= Goal =
Tally the lines of the data that include the word "مجموعة" and state the total, nothing else.

= Given data =
'''

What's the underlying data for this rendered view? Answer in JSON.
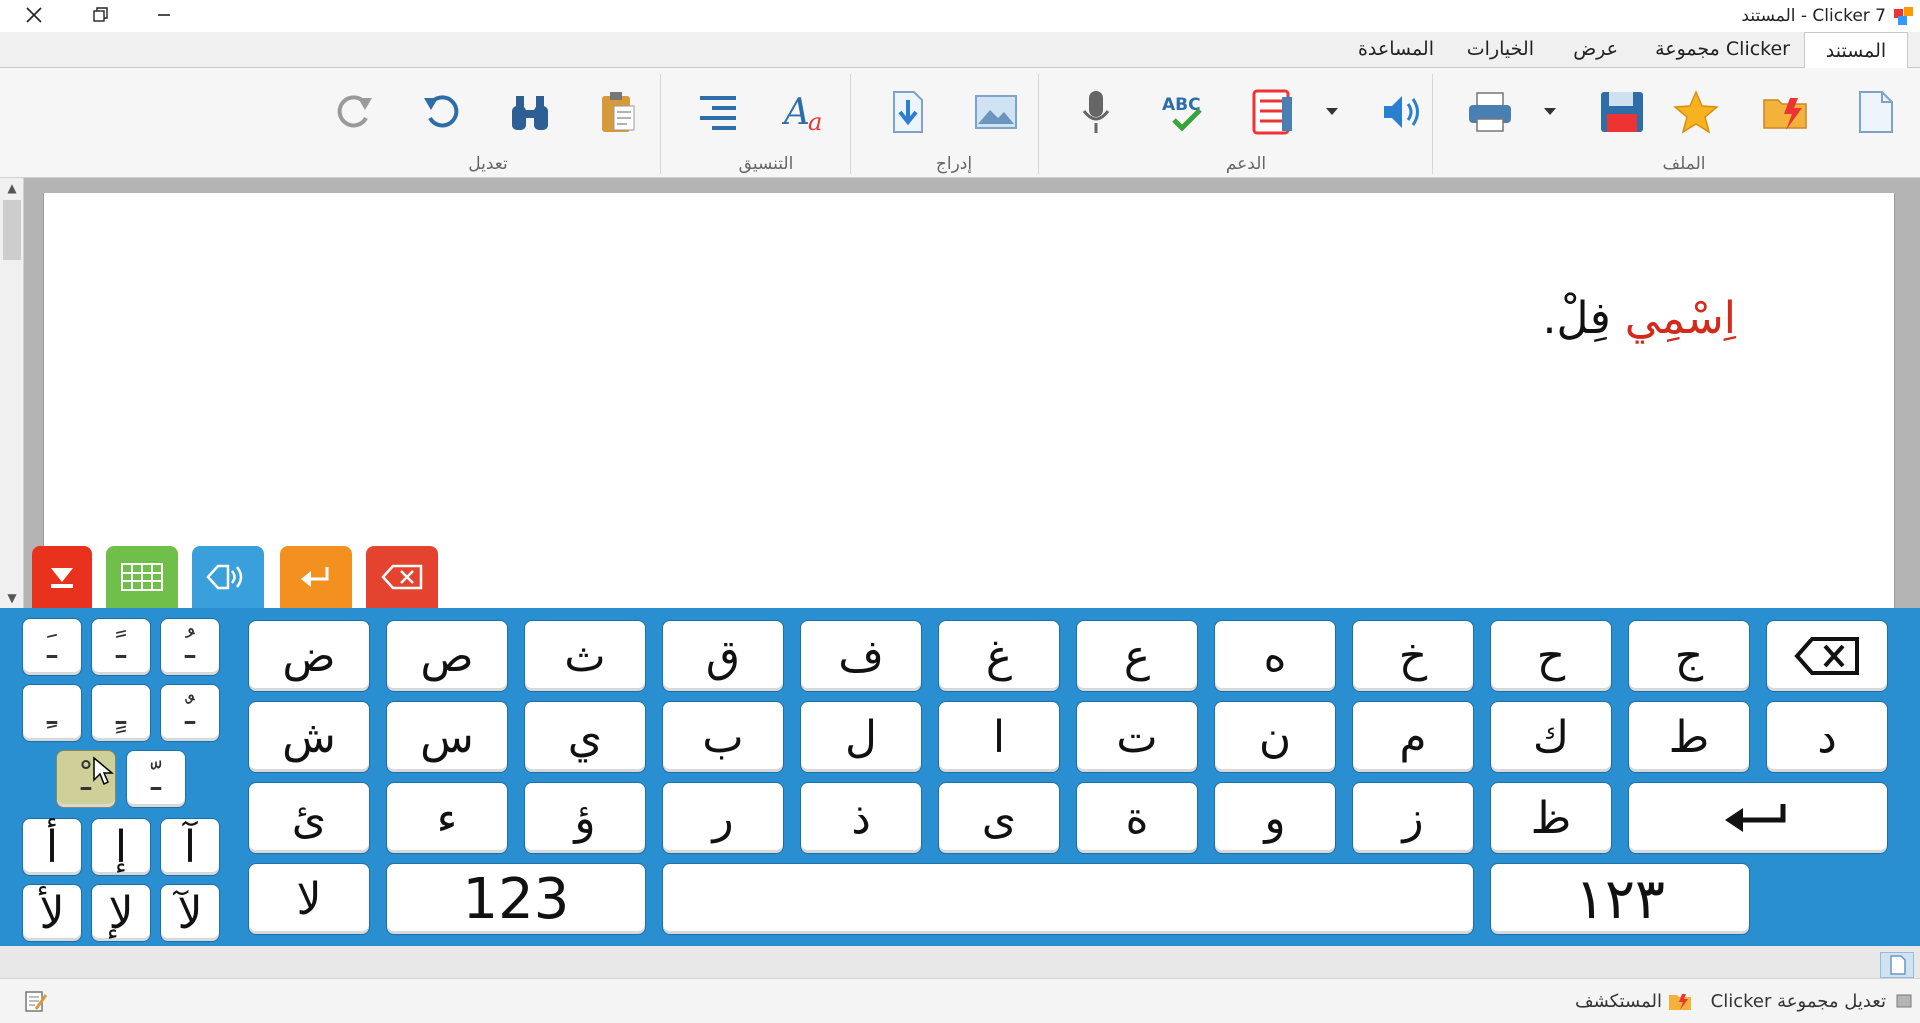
{
  "window": {
    "title": "Clicker 7 - المستند"
  },
  "menu": {
    "items": [
      "المستند",
      "مجموعة Clicker",
      "عرض",
      "الخيارات",
      "المساعدة"
    ]
  },
  "ribbon": {
    "groups": [
      "الملف",
      "الدعم",
      "إدراج",
      "التنسيق",
      "تعديل"
    ]
  },
  "document": {
    "word_highlighted": "اِسْمِي",
    "word_name": "فِلْ."
  },
  "keyboard": {
    "row1": [
      "ج",
      "ح",
      "خ",
      "ه",
      "ع",
      "غ",
      "ف",
      "ق",
      "ث",
      "ص",
      "ض"
    ],
    "row2": [
      "د",
      "ط",
      "ك",
      "م",
      "ن",
      "ت",
      "ا",
      "ل",
      "ب",
      "ي",
      "س",
      "ش"
    ],
    "row3": [
      "ظ",
      "ز",
      "و",
      "ة",
      "ى",
      "ذ",
      "ر",
      "ؤ",
      "ء",
      "ئ"
    ],
    "row4_left_lam_alef": "لا",
    "latin_numbers": "123",
    "arabic_numbers": "١٢٣",
    "diacritics_row1": [
      "ـَ",
      "ـً",
      "ـُ"
    ],
    "diacritics_row2": [
      "ـِ",
      "ـٍ",
      "ـٌ"
    ],
    "diacritics_row3": [
      "ـْ",
      "ـّ"
    ],
    "hamza_row1": [
      "أ",
      "إ",
      "آ"
    ],
    "hamza_row2": [
      "لأ",
      "لإ",
      "لآ"
    ]
  },
  "statusbar": {
    "explorer": "المستكشف",
    "edit_set": "تعديل مجموعة Clicker"
  },
  "colors": {
    "keyboard_bg": "#2a8fd0",
    "highlight_word": "#d42a1c",
    "btn_red": "#e8321e",
    "btn_green": "#6fbf4a",
    "btn_blue": "#3aa0dc",
    "btn_orange": "#f39020",
    "btn_red2": "#e4432f"
  }
}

'''

= Reply =
2